Work out how many lines of the records contain "shape". Answer with the number and nothing else.

>> START Exercise input

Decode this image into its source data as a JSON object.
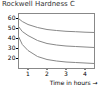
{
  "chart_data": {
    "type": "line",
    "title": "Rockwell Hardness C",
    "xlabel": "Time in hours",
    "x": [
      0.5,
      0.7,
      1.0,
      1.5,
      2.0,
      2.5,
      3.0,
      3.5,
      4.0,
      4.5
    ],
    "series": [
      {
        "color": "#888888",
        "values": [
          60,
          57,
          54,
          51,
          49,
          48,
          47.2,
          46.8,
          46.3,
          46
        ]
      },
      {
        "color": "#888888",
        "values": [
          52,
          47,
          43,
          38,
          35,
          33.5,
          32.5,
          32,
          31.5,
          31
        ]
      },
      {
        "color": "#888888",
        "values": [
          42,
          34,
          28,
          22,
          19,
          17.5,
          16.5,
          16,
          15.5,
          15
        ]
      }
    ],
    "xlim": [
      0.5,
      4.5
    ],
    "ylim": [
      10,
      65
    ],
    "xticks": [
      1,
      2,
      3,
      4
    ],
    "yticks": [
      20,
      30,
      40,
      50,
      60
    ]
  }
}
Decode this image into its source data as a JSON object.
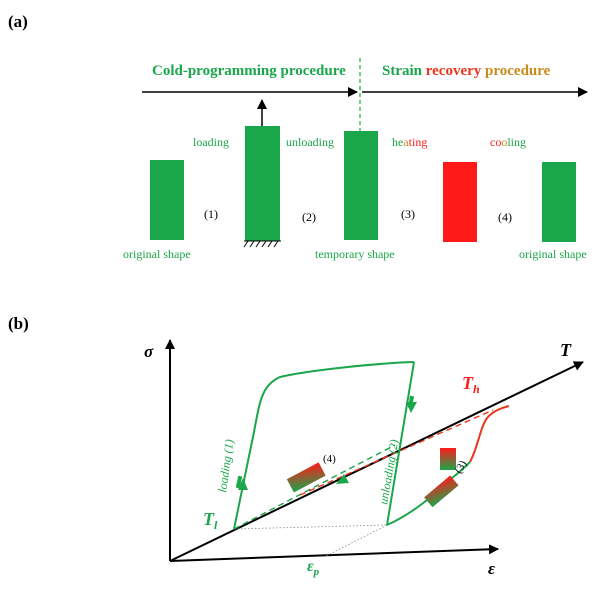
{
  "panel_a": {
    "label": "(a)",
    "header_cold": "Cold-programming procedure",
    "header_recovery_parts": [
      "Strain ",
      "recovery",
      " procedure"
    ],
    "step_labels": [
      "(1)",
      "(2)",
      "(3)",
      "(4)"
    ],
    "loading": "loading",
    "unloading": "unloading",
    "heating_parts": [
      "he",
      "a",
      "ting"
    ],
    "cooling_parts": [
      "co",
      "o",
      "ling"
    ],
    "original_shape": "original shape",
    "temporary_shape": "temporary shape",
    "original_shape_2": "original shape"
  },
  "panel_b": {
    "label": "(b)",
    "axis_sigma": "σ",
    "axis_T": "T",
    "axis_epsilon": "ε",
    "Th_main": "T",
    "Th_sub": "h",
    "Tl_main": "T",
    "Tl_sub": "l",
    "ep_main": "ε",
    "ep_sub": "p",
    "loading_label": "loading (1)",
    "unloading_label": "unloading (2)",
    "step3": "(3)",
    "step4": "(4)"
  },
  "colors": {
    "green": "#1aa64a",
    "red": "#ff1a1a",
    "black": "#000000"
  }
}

>> END Exercise input
>> START Exercise input

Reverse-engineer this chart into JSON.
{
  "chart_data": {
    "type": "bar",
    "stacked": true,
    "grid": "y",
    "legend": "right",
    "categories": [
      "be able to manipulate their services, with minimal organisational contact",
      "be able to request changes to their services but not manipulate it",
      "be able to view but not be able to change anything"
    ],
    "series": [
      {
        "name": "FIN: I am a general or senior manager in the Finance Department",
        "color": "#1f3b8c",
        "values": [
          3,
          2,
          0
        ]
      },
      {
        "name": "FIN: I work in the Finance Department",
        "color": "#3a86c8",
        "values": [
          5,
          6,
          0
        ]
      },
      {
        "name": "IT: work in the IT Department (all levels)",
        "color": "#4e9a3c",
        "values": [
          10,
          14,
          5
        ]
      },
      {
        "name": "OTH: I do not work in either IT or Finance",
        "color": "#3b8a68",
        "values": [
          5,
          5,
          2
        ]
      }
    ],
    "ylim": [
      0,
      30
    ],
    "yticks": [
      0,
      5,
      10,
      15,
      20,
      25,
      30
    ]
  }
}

>> END Exercise input

## Reply to the exercise
3